#### Records to use

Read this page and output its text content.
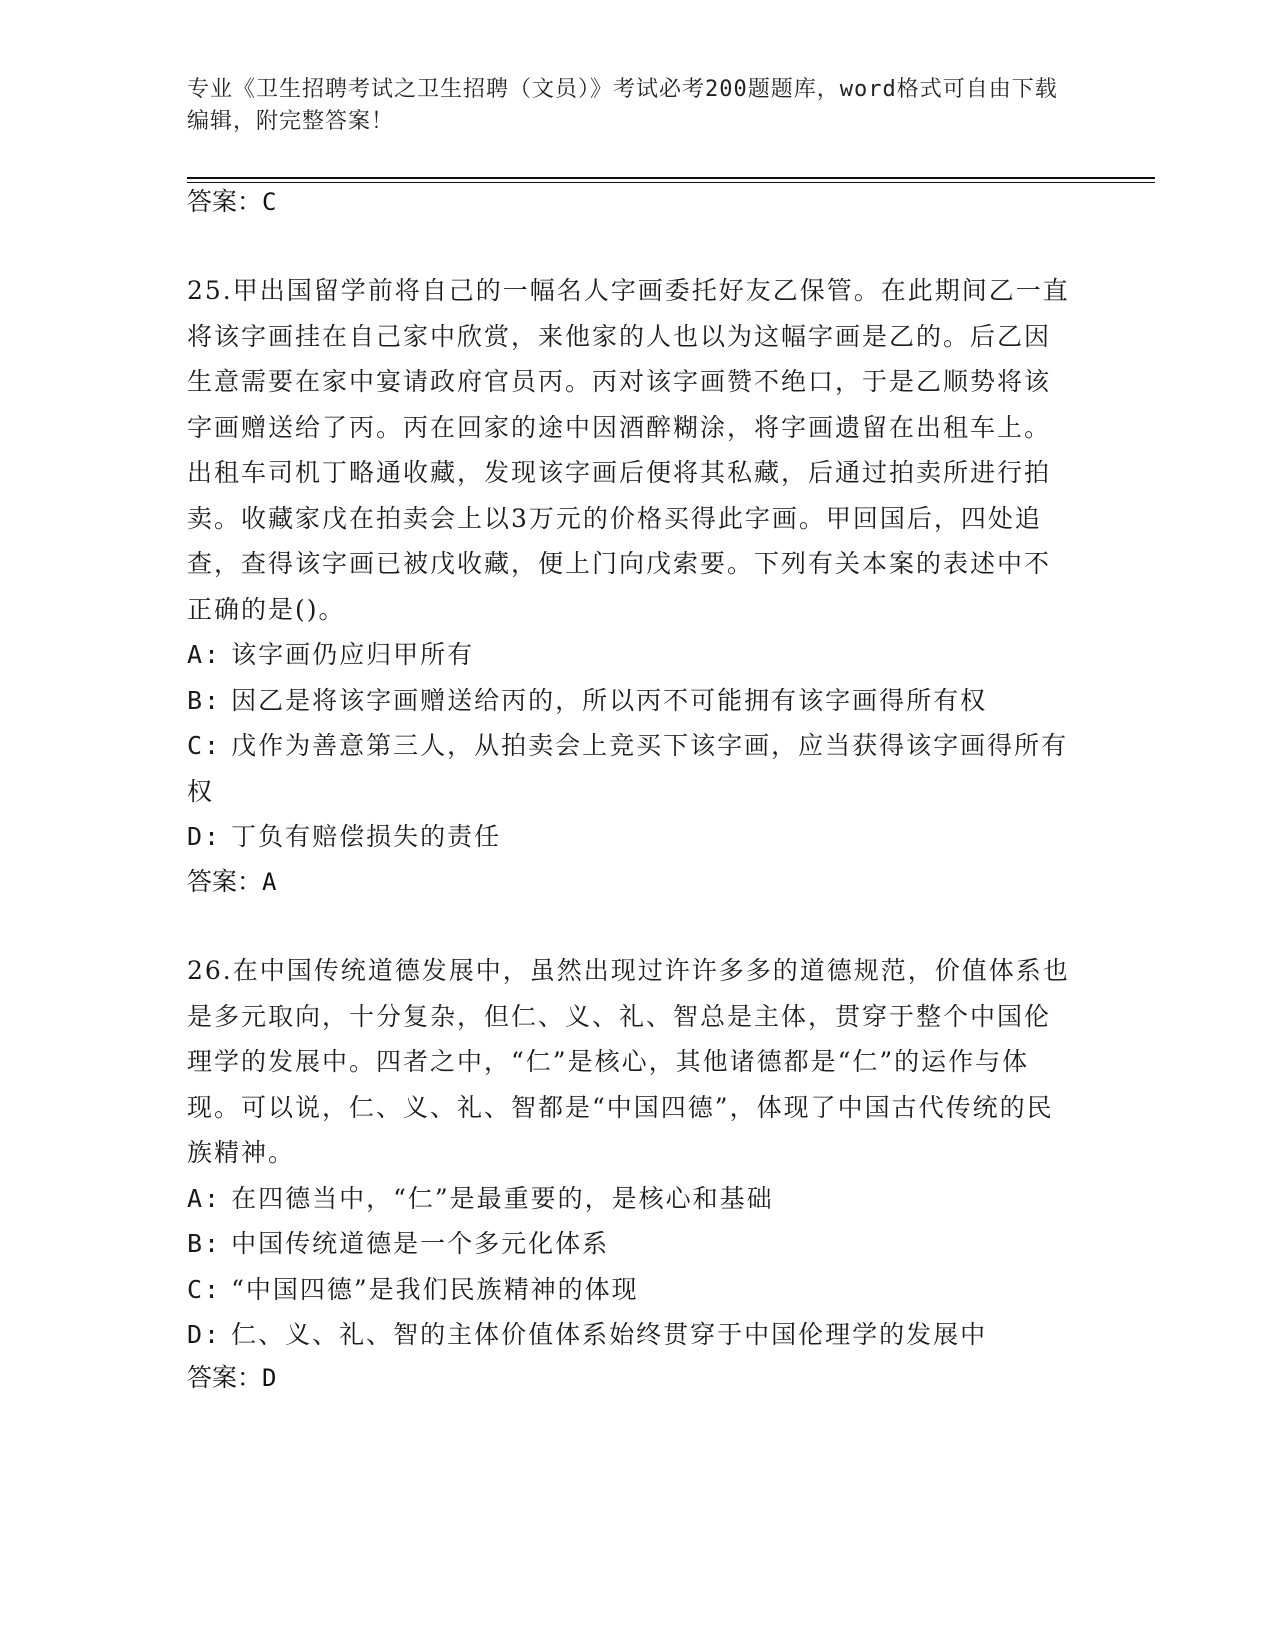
专业《卫生招聘考试之卫生招聘（文员）》考试必考200题题库，word格式可自由下载编辑，附完整答案！
答案：C

25.甲出国留学前将自己的一幅名人字画委托好友乙保管。在此期间乙一直将该字画挂在自己家中欣赏，来他家的人也以为这幅字画是乙的。后乙因生意需要在家中宴请政府官员丙。丙对该字画赞不绝口，于是乙顺势将该字画赠送给了丙。丙在回家的途中因酒醉糊涂，将字画遗留在出租车上。出租车司机丁略通收藏，发现该字画后便将其私藏，后通过拍卖所进行拍卖。收藏家戊在拍卖会上以3万元的价格买得此字画。甲回国后，四处追查，查得该字画已被戊收藏，便上门向戊索要。下列有关本案的表述中不正确的是()。

A: 该字画仍应归甲所有

B: 因乙是将该字画赠送给丙的，所以丙不可能拥有该字画得所有权

C: 戊作为善意第三人，从拍卖会上竞买下该字画，应当获得该字画得所有权

D: 丁负有赔偿损失的责任

答案：A

26.在中国传统道德发展中，虽然出现过许许多多的道德规范，价值体系也是多元取向，十分复杂，但仁、义、礼、智总是主体，贯穿于整个中国伦理学的发展中。四者之中，“仁”是核心，其他诸德都是“仁”的运作与体现。可以说，仁、义、礼、智都是“中国四德”，体现了中国古代传统的民族精神。

A: 在四德当中，“仁”是最重要的，是核心和基础

B: 中国传统道德是一个多元化体系

C: “中国四德”是我们民族精神的体现

D: 仁、义、礼、智的主体价值体系始终贯穿于中国伦理学的发展中

答案：D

########

* **Prompt**
Report how many lines in these entries contain "中国四德". Answer with the number only.

* **Written answer**
2